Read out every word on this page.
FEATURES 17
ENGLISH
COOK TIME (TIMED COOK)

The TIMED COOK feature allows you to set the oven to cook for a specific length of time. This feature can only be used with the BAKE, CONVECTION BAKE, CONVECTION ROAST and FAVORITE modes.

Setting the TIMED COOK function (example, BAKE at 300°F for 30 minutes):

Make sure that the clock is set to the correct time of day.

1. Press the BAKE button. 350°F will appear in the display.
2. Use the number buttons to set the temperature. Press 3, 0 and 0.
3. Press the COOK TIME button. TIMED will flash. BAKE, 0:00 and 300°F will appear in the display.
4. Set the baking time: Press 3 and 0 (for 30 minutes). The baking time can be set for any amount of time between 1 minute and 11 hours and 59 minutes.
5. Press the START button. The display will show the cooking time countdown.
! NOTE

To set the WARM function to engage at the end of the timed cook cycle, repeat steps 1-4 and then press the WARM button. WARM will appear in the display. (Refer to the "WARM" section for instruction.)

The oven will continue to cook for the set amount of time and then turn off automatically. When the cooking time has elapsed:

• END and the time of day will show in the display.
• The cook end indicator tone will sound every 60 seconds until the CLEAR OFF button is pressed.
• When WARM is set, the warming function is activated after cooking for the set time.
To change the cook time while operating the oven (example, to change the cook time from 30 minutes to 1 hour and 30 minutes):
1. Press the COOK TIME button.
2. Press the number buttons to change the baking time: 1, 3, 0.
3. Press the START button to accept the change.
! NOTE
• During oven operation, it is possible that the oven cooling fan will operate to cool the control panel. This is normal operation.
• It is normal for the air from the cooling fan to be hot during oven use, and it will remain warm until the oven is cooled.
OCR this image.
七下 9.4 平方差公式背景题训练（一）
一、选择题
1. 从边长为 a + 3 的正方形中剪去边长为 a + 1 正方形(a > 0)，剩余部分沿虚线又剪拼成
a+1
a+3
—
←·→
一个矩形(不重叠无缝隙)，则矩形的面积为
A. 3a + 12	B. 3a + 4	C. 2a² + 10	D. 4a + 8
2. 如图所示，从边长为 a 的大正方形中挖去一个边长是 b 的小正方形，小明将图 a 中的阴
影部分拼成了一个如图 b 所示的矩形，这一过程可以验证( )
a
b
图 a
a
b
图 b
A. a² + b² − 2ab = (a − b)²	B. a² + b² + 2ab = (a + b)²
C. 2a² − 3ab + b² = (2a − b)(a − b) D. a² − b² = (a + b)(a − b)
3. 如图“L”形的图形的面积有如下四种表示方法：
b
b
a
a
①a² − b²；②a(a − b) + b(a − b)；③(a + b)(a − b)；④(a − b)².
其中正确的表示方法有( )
§
[JOB] In the lines above, find each one with "BAKE" and list it.

[OUTPUT OF THE TASK]
The TIMED COOK feature allows you to set the oven to cook for a specific length of time. This feature can only be used with the BAKE, CONVECTION BAKE, CONVECTION ROAST and FAVORITE modes.
Setting the TIMED COOK function (example, BAKE at 300°F for 30 minutes):
1. Press the BAKE button. 350°F will appear in the display.
3. Press the COOK TIME button. TIMED will flash. BAKE, 0:00 and 300°F will appear in the display.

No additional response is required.